Word for word, transcribe the lines below and drop the pictures.

◇ ◇ ◇ ◇

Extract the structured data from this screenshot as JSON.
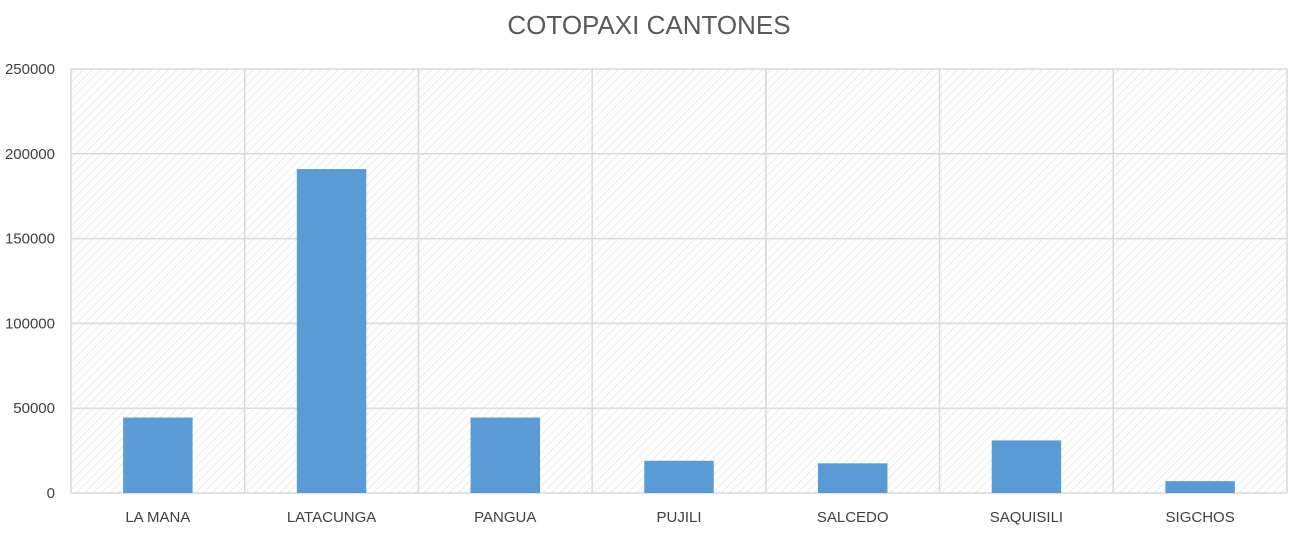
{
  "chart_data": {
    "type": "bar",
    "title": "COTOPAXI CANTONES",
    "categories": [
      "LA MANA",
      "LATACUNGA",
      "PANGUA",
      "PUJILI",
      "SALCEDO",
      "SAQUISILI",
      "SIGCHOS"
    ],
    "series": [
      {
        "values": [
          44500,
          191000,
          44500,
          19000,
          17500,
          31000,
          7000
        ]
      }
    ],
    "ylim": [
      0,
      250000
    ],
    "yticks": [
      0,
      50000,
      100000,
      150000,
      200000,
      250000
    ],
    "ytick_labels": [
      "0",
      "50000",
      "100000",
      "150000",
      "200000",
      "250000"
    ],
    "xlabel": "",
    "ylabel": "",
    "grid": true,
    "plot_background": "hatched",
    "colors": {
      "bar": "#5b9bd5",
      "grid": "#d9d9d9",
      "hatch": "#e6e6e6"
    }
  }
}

◇ ◇ ◇ ◇

Finished task →
Extract the structured data from this screenshot as JSON.
{
  "chart_data": {
    "type": "bar",
    "title": "COTOPAXI CANTONES",
    "categories": [
      "LA MANA",
      "LATACUNGA",
      "PANGUA",
      "PUJILI",
      "SALCEDO",
      "SAQUISILI",
      "SIGCHOS"
    ],
    "series": [
      {
        "values": [
          44500,
          191000,
          44500,
          19000,
          17500,
          31000,
          7000
        ]
      }
    ],
    "ylim": [
      0,
      250000
    ],
    "yticks": [
      0,
      50000,
      100000,
      150000,
      200000,
      250000
    ],
    "ytick_labels": [
      "0",
      "50000",
      "100000",
      "150000",
      "200000",
      "250000"
    ],
    "xlabel": "",
    "ylabel": "",
    "grid": true,
    "plot_background": "hatched",
    "colors": {
      "bar": "#5b9bd5",
      "grid": "#d9d9d9",
      "hatch": "#e6e6e6"
    }
  }
}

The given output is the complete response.